**CHALLENGE**
Spot every line with the word "Position" and return it.

■ ■ ■

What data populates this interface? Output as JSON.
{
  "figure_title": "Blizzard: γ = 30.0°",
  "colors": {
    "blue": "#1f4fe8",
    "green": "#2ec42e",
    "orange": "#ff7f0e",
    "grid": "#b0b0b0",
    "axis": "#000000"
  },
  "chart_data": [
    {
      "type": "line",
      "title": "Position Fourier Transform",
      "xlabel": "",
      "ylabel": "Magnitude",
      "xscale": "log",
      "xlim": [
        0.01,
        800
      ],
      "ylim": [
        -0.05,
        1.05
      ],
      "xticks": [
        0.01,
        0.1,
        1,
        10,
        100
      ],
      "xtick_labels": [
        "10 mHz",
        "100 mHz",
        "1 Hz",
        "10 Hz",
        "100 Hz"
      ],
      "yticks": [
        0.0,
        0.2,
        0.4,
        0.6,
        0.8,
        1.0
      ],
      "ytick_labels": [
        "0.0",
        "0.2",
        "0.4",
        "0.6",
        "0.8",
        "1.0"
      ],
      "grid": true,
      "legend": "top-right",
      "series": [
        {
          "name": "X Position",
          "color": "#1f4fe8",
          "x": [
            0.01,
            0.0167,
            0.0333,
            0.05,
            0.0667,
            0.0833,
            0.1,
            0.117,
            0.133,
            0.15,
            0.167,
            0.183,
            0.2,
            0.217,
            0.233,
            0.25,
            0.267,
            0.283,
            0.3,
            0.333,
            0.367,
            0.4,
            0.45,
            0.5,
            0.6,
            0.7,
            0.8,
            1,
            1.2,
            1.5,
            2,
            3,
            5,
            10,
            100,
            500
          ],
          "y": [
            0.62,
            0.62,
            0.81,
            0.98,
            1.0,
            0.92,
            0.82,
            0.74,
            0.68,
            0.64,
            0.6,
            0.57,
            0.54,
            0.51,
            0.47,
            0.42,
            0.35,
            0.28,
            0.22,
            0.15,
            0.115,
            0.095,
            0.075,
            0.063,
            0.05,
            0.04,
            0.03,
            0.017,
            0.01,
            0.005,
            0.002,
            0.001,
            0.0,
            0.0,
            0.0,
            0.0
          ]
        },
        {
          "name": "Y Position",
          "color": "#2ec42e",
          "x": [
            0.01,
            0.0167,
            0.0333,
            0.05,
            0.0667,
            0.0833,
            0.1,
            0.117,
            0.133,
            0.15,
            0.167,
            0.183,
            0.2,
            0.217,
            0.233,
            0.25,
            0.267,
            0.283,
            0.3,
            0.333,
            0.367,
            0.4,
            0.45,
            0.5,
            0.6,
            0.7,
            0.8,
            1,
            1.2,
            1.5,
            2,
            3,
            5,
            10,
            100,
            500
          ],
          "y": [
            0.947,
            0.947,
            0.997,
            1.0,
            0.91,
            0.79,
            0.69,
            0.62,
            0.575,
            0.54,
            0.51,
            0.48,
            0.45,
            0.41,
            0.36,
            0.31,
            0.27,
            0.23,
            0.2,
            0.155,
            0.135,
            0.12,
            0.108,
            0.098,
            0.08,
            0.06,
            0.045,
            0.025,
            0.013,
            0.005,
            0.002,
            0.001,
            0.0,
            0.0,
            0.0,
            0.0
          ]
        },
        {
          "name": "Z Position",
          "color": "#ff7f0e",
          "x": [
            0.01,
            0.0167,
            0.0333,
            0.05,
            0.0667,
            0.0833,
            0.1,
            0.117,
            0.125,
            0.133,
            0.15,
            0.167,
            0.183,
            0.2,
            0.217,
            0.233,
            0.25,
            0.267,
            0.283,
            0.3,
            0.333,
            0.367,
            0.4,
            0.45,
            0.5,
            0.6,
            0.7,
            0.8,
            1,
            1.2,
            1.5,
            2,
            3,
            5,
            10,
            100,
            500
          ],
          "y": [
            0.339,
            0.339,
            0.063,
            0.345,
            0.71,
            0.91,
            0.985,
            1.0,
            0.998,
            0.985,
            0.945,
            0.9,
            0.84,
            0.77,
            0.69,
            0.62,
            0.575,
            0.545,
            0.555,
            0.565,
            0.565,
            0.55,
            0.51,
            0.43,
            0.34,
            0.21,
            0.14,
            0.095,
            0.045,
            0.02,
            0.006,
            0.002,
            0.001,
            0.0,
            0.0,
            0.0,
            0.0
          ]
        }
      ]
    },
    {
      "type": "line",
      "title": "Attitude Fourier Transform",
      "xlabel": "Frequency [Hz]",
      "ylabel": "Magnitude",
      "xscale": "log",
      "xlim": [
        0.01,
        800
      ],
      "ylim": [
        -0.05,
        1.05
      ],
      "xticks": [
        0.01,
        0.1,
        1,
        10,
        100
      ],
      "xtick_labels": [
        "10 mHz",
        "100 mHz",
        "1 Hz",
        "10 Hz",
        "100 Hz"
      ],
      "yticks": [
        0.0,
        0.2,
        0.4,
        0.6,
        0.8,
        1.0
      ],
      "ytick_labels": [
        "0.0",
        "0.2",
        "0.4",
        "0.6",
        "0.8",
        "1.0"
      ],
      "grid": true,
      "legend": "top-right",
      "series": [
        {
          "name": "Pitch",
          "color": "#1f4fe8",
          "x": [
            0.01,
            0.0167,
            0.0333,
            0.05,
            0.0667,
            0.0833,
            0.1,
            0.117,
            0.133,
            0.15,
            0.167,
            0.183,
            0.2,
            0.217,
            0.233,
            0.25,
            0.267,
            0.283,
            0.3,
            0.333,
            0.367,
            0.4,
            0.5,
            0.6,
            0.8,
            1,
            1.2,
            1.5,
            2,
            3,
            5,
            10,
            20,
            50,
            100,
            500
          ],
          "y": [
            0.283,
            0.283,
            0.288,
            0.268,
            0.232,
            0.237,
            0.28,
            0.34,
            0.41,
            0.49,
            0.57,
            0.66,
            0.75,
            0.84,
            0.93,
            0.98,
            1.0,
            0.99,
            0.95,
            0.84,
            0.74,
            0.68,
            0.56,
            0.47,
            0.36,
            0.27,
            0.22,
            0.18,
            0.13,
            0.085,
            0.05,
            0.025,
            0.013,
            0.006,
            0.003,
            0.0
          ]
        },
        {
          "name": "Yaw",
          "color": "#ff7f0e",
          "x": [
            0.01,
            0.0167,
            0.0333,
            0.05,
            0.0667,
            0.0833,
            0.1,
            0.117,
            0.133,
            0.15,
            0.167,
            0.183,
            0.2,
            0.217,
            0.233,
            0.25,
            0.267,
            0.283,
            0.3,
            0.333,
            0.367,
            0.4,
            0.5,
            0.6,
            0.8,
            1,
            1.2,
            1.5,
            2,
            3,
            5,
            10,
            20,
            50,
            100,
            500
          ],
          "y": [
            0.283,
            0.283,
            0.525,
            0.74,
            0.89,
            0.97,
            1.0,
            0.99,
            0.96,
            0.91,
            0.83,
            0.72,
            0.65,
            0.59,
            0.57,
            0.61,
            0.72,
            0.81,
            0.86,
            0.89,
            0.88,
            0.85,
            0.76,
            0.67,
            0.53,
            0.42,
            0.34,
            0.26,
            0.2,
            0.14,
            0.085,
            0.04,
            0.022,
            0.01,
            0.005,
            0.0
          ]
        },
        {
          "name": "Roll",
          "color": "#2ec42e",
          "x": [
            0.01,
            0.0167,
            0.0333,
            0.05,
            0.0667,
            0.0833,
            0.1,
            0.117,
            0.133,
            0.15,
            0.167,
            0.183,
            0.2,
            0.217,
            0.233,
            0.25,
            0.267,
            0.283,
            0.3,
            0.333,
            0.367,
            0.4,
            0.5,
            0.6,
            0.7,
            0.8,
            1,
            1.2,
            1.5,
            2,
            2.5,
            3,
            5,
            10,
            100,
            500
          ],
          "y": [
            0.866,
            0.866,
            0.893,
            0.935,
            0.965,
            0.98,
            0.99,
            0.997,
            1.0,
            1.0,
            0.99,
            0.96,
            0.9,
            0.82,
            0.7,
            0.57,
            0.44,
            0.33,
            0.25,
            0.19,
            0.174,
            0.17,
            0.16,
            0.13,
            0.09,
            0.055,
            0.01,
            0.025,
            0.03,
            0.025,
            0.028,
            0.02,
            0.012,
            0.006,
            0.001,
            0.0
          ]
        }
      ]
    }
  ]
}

■ ■ ■

**OUTPUT OF THE TASK**
      "title": "Position Fourier Transform",
          "name": "X Position",
          "name": "Y Position",
          "name": "Z Position",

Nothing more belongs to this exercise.